_TASK:_ Quote the data below in full, please, without altering anything.

_DATASET RECORDS:_

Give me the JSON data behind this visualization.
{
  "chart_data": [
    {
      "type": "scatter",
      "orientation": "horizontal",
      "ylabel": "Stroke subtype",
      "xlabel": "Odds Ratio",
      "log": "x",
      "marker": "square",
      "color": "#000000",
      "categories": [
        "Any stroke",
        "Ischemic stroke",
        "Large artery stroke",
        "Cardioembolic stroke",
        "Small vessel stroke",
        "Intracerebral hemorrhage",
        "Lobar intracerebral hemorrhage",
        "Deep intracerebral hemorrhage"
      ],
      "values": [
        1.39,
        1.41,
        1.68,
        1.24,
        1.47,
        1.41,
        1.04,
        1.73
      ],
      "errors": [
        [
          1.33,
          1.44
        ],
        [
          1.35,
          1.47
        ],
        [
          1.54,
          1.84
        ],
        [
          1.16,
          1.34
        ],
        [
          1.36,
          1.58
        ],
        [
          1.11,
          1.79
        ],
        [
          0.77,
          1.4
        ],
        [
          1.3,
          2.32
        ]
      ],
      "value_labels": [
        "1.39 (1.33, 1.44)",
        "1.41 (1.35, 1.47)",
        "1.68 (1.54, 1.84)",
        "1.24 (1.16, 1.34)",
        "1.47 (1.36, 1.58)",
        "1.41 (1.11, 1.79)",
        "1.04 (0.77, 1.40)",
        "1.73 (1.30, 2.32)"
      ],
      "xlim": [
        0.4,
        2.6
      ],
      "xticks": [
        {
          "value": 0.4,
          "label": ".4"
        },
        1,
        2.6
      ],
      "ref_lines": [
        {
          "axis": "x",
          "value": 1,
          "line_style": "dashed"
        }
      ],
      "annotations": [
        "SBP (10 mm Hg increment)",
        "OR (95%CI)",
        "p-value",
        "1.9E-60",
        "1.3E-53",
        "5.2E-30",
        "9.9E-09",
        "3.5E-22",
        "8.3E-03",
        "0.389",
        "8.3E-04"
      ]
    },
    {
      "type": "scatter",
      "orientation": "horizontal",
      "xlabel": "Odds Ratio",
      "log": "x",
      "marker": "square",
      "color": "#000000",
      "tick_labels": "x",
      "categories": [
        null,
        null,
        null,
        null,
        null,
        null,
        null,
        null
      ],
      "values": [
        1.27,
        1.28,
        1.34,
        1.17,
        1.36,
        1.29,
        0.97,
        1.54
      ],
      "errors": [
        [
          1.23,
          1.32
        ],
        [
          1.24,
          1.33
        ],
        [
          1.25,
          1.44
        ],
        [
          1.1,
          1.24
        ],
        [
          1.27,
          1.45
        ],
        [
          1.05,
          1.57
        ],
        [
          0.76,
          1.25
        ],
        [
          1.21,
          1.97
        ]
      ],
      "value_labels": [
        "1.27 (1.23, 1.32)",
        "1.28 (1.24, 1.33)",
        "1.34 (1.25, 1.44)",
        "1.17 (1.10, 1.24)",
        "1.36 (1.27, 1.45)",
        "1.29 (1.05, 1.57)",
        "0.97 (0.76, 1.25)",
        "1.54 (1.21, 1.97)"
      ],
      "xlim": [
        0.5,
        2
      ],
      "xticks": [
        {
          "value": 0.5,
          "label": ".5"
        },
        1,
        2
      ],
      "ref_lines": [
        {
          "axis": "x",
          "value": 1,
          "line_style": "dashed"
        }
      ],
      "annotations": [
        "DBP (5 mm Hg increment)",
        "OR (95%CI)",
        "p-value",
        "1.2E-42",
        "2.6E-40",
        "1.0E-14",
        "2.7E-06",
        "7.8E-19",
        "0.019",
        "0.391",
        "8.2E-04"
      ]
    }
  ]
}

_FULL SOLUTION:_
Give me the JSON data behind this visualization.
{
  "chart_data": [
    {
      "type": "scatter",
      "orientation": "horizontal",
      "ylabel": "Stroke subtype",
      "xlabel": "Odds Ratio",
      "log": "x",
      "marker": "square",
      "color": "#000000",
      "categories": [
        "Any stroke",
        "Ischemic stroke",
        "Large artery stroke",
        "Cardioembolic stroke",
        "Small vessel stroke",
        "Intracerebral hemorrhage",
        "Lobar intracerebral hemorrhage",
        "Deep intracerebral hemorrhage"
      ],
      "values": [
        1.39,
        1.41,
        1.68,
        1.24,
        1.47,
        1.41,
        1.04,
        1.73
      ],
      "errors": [
        [
          1.33,
          1.44
        ],
        [
          1.35,
          1.47
        ],
        [
          1.54,
          1.84
        ],
        [
          1.16,
          1.34
        ],
        [
          1.36,
          1.58
        ],
        [
          1.11,
          1.79
        ],
        [
          0.77,
          1.4
        ],
        [
          1.3,
          2.32
        ]
      ],
      "value_labels": [
        "1.39 (1.33, 1.44)",
        "1.41 (1.35, 1.47)",
        "1.68 (1.54, 1.84)",
        "1.24 (1.16, 1.34)",
        "1.47 (1.36, 1.58)",
        "1.41 (1.11, 1.79)",
        "1.04 (0.77, 1.40)",
        "1.73 (1.30, 2.32)"
      ],
      "xlim": [
        0.4,
        2.6
      ],
      "xticks": [
        {
          "value": 0.4,
          "label": ".4"
        },
        1,
        2.6
      ],
      "ref_lines": [
        {
          "axis": "x",
          "value": 1,
          "line_style": "dashed"
        }
      ],
      "annotations": [
        "SBP (10 mm Hg increment)",
        "OR (95%CI)",
        "p-value",
        "1.9E-60",
        "1.3E-53",
        "5.2E-30",
        "9.9E-09",
        "3.5E-22",
        "8.3E-03",
        "0.389",
        "8.3E-04"
      ]
    },
    {
      "type": "scatter",
      "orientation": "horizontal",
      "xlabel": "Odds Ratio",
      "log": "x",
      "marker": "square",
      "color": "#000000",
      "tick_labels": "x",
      "categories": [
        null,
        null,
        null,
        null,
        null,
        null,
        null,
        null
      ],
      "values": [
        1.27,
        1.28,
        1.34,
        1.17,
        1.36,
        1.29,
        0.97,
        1.54
      ],
      "errors": [
        [
          1.23,
          1.32
        ],
        [
          1.24,
          1.33
        ],
        [
          1.25,
          1.44
        ],
        [
          1.1,
          1.24
        ],
        [
          1.27,
          1.45
        ],
        [
          1.05,
          1.57
        ],
        [
          0.76,
          1.25
        ],
        [
          1.21,
          1.97
        ]
      ],
      "value_labels": [
        "1.27 (1.23, 1.32)",
        "1.28 (1.24, 1.33)",
        "1.34 (1.25, 1.44)",
        "1.17 (1.10, 1.24)",
        "1.36 (1.27, 1.45)",
        "1.29 (1.05, 1.57)",
        "0.97 (0.76, 1.25)",
        "1.54 (1.21, 1.97)"
      ],
      "xlim": [
        0.5,
        2
      ],
      "xticks": [
        {
          "value": 0.5,
          "label": ".5"
        },
        1,
        2
      ],
      "ref_lines": [
        {
          "axis": "x",
          "value": 1,
          "line_style": "dashed"
        }
      ],
      "annotations": [
        "DBP (5 mm Hg increment)",
        "OR (95%CI)",
        "p-value",
        "1.2E-42",
        "2.6E-40",
        "1.0E-14",
        "2.7E-06",
        "7.8E-19",
        "0.019",
        "0.391",
        "8.2E-04"
      ]
    }
  ]
}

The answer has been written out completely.